■ **What to do**:
Every record must be written out once more, with nothing added or omitted.

■ **Input**:
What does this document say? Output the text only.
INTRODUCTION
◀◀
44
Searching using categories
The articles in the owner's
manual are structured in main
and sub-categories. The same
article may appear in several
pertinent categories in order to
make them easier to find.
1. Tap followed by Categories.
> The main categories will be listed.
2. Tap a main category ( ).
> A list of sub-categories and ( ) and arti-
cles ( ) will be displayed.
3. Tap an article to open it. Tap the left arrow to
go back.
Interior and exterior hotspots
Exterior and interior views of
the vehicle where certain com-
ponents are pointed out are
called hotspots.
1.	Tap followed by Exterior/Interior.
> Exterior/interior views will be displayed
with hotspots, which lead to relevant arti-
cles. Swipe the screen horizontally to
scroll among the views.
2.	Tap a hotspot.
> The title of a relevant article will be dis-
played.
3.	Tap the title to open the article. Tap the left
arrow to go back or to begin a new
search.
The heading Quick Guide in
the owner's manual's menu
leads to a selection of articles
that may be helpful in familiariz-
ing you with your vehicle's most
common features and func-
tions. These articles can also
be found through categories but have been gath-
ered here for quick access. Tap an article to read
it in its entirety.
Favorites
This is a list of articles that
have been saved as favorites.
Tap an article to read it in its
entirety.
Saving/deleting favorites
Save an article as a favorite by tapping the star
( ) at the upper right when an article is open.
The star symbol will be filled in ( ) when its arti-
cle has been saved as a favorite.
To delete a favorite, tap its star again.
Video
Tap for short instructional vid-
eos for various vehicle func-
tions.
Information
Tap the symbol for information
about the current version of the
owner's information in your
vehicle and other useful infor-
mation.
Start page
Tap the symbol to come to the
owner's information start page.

■ **Exercise result**:
What does this document say? Output the text only.
INTRODUCTION
◀◀
44
Searching using categories
The articles in the owner's
manual are structured in main
and sub-categories. The same
article may appear in several
pertinent categories in order to
make them easier to find.
1. Tap followed by Categories.
> The main categories will be listed.
2. Tap a main category ( ).
> A list of sub-categories and ( ) and arti-
cles ( ) will be displayed.
3. Tap an article to open it. Tap the left arrow to
go back.
Interior and exterior hotspots
Exterior and interior views of
the vehicle where certain com-
ponents are pointed out are
called hotspots.
1.	Tap followed by Exterior/Interior.
> Exterior/interior views will be displayed
with hotspots, which lead to relevant arti-
cles. Swipe the screen horizontally to
scroll among the views.
2.	Tap a hotspot.
> The title of a relevant article will be dis-
played.
3.	Tap the title to open the article. Tap the left
arrow to go back or to begin a new
search.
The heading Quick Guide in
the owner's manual's menu
leads to a selection of articles
that may be helpful in familiariz-
ing you with your vehicle's most
common features and func-
tions. These articles can also
be found through categories but have been gath-
ered here for quick access. Tap an article to read
it in its entirety.
Favorites
This is a list of articles that
have been saved as favorites.
Tap an article to read it in its
entirety.
Saving/deleting favorites
Save an article as a favorite by tapping the star
( ) at the upper right when an article is open.
The star symbol will be filled in ( ) when its arti-
cle has been saved as a favorite.
To delete a favorite, tap its star again.
Video
Tap for short instructional vid-
eos for various vehicle func-
tions.
Information
Tap the symbol for information
about the current version of the
owner's information in your
vehicle and other useful infor-
mation.
Start page
Tap the symbol to come to the
owner's information start page.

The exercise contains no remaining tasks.